Designs on this cast-iron wood stove exemplify Gothic Revival style

This Victorian-era stove features a row of pointed arches, a distinctive feature of Gothic architecture.

This cast-iron wood stove kept a 19th-century room warm. Its embossed designs, especially the rows of pointed arches on its sides, were meant to evoke medieval architecture.

This cast-iron wood stove kept a 19th-century room warm. Its embossed designs, especially the rows of pointed arches on its sides, were meant to evoke medieval architecture.

Despite the technological and manufacturing advancements of the 19th century, many artists of the time looked to the past for inspiration. Visual artists developed the Pre-Raphaelite style. Architecture and decorative arts had the Gothic Revival.

While it started earlier in England, the Gothic Revival lasted from about 1840 until 1860 in America. Buildings and furniture were decorated with towers, pointed arches, tracery and other features borrowed from medieval castles and cathedrals.

Of course, imitating medieval style didn’t mean sticking to medieval technology. Homes in the Middle Ages would have been heated by hearths, but the Victorian era had more efficient and effective ways.

-- Extracted entries --
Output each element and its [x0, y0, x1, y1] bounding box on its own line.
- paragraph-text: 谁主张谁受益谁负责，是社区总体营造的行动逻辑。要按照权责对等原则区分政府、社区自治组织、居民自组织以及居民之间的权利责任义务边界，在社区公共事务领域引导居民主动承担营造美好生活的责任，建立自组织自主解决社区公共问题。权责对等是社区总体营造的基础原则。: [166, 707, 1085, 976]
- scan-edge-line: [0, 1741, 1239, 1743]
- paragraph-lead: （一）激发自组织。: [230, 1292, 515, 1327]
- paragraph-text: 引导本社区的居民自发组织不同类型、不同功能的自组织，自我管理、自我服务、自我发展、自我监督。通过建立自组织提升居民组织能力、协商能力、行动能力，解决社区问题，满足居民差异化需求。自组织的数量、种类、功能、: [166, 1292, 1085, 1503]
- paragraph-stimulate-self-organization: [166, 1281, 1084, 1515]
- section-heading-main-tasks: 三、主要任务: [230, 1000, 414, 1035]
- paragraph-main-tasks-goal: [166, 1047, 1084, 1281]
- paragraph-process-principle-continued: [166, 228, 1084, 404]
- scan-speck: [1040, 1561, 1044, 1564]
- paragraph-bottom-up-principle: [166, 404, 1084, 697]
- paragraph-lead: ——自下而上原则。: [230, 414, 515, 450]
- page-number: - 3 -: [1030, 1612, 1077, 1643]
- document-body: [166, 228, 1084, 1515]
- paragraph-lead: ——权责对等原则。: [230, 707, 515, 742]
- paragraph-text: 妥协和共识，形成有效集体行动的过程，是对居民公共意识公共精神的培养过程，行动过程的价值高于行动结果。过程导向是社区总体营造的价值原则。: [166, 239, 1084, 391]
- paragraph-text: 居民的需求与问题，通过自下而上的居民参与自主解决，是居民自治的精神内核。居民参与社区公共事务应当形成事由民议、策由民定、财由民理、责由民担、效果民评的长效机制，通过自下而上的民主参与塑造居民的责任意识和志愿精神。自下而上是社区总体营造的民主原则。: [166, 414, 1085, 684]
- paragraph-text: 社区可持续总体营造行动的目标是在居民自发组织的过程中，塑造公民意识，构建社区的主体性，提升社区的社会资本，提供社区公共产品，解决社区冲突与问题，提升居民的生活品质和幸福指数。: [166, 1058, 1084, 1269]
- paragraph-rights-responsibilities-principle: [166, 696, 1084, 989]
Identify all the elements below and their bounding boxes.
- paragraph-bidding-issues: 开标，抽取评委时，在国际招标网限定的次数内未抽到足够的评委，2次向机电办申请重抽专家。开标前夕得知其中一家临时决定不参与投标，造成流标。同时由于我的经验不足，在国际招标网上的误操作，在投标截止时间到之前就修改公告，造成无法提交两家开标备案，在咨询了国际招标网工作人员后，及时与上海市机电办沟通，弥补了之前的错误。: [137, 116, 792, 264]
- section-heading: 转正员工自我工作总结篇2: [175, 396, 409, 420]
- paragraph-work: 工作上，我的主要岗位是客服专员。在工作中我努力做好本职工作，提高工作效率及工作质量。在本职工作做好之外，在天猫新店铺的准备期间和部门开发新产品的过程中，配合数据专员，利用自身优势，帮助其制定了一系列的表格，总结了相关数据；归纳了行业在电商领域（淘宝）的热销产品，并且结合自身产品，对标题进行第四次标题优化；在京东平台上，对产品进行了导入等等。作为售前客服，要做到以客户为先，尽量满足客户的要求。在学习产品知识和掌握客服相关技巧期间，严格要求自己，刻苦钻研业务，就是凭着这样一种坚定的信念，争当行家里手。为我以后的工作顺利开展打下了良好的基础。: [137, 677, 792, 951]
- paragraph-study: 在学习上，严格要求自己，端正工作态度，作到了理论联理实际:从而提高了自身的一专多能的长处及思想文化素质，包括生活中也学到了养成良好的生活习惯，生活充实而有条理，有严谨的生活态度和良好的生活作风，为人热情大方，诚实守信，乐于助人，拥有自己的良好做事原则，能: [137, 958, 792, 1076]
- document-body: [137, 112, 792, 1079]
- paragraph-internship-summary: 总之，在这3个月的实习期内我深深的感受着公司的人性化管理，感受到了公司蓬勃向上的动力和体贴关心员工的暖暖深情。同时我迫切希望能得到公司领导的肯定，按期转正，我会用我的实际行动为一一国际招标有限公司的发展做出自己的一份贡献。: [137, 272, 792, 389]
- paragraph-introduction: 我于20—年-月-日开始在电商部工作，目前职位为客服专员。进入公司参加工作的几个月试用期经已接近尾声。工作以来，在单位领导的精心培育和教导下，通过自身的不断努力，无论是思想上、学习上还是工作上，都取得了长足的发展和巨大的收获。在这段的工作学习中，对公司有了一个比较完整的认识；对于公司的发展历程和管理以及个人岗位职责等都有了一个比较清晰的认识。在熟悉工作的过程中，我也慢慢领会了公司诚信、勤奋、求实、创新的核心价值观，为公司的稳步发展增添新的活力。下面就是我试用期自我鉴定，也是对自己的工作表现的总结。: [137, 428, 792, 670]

-- Short task 1 --
In the article about the cast-iron wood stove, during what years did the Gothic Revival last in America?
-- Short task 2 --
Translate this sentence from the article about the cast-iron wood stove into Spanish: "Of course, imitating medieval style didn’t mean sticking to medieval technology."
-- Short task 3 --
Repeat the article about the cast-iron wood stove between "Despite the technological" and "castles and cathedrals.", inclusive.

-- Full output 1 --
From about 1840 until 1860.

-- Full output 2 --
Por supuesto, imitar el estilo medieval no significaba aferrarse a la tecnología medieval.

-- Full output 3 --
Despite the technological and manufacturing advancements of the 19th century, many artists of the time looked to the past for inspiration. Visual artists developed the Pre-Raphaelite style. Architecture and decorative arts had the Gothic Revival.

While it started earlier in England, the Gothic Revival lasted from about 1840 until 1860 in America. Buildings and furniture were decorated with towers, pointed arches, tracery and other features borrowed from medieval castles and cathedrals.